Begin

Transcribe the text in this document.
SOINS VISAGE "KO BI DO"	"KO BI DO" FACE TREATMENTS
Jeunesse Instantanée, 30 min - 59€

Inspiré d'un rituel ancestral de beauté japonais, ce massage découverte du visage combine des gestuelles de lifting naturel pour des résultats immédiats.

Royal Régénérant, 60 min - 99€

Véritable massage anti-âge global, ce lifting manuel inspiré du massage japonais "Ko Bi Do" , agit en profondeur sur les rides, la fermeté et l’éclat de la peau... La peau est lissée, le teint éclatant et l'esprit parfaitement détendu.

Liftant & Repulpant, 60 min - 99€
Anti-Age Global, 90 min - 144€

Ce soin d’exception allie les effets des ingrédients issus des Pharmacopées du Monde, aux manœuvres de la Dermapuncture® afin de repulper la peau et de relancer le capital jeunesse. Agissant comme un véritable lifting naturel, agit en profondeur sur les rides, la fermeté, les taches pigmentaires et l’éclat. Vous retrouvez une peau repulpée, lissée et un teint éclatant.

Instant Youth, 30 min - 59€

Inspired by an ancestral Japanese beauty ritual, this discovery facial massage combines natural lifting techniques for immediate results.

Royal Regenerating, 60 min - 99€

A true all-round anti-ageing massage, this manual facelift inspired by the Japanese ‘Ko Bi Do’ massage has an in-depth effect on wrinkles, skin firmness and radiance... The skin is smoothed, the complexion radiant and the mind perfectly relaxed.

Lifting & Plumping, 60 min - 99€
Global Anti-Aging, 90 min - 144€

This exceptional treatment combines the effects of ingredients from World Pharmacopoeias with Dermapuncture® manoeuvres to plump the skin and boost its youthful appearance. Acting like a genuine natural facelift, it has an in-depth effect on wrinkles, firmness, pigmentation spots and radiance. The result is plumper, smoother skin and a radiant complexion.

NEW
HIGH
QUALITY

End
Begin

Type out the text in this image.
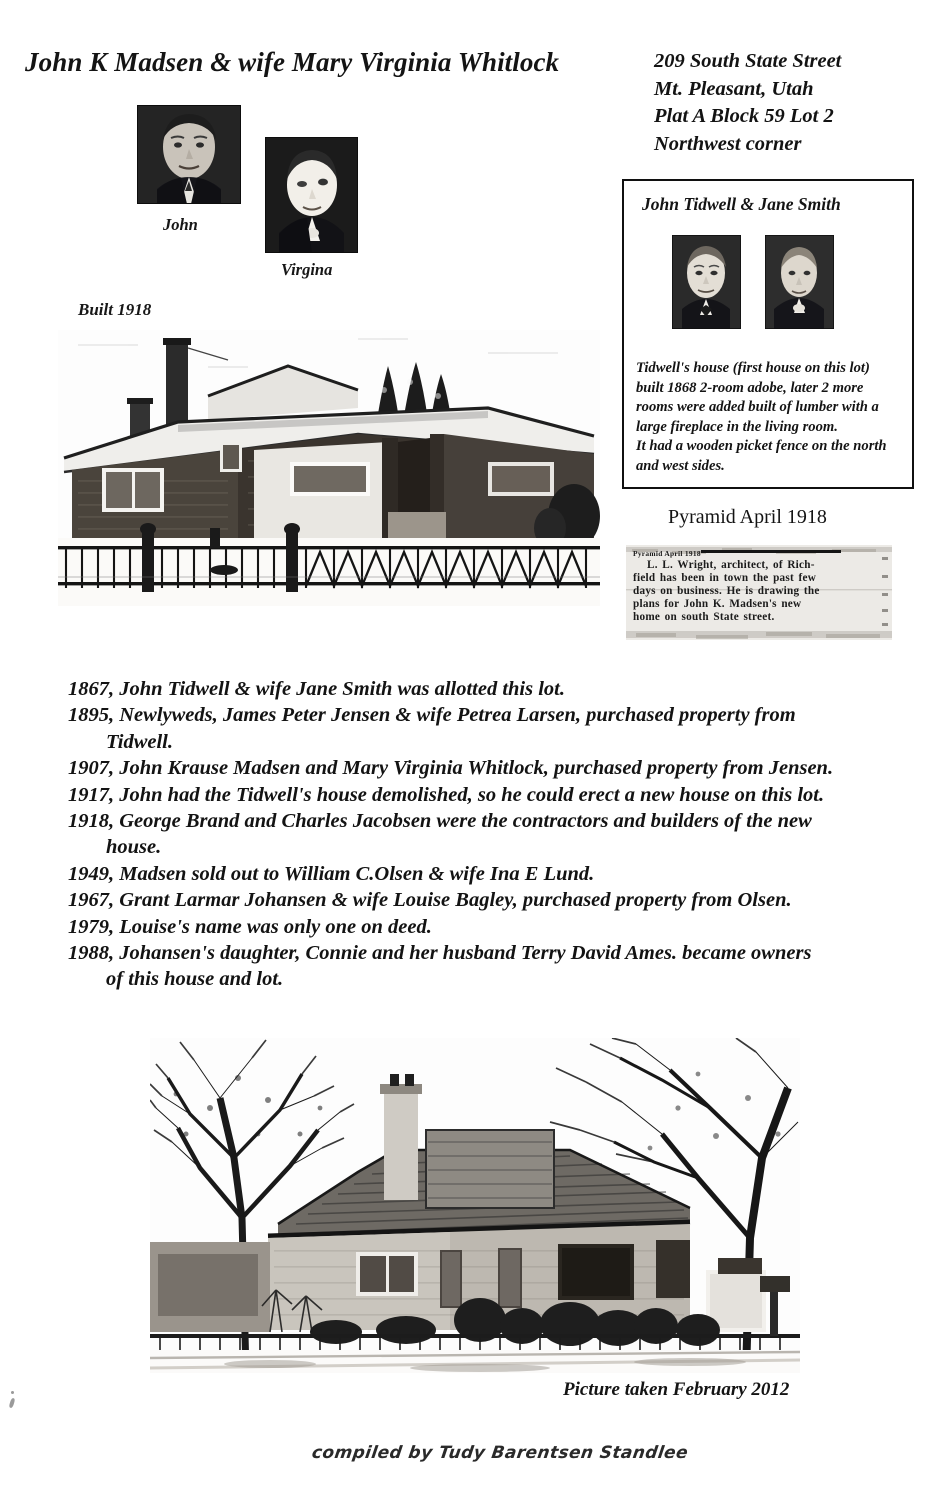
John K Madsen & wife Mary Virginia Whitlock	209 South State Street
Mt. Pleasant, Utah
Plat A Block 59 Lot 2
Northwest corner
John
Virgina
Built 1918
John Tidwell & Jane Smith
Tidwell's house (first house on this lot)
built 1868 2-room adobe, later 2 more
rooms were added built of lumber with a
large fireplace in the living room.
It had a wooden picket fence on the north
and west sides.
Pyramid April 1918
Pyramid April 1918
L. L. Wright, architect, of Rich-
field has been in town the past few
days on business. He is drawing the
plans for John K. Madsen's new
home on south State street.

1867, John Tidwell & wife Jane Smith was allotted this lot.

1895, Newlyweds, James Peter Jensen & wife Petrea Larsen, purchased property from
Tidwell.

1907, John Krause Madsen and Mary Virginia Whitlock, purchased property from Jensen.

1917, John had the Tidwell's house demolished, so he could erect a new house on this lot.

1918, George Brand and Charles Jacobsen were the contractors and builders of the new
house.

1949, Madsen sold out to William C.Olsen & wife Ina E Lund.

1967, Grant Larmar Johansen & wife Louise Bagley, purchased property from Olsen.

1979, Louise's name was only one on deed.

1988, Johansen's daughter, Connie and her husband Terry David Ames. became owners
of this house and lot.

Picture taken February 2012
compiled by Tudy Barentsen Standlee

End

(WHAT YOU HAVE TO DO):
Pull every line containing the word "ancestral" out of the material.

(FINISHED TASK):
Inspiré d'un rituel ancestral de beauté japonais, ce massage découverte du visage combine des gestuelles de lifting naturel pour des résultats immédiats.
Inspired by an ancestral Japanese beauty ritual, this discovery facial massage combines natural lifting techniques for immediate results.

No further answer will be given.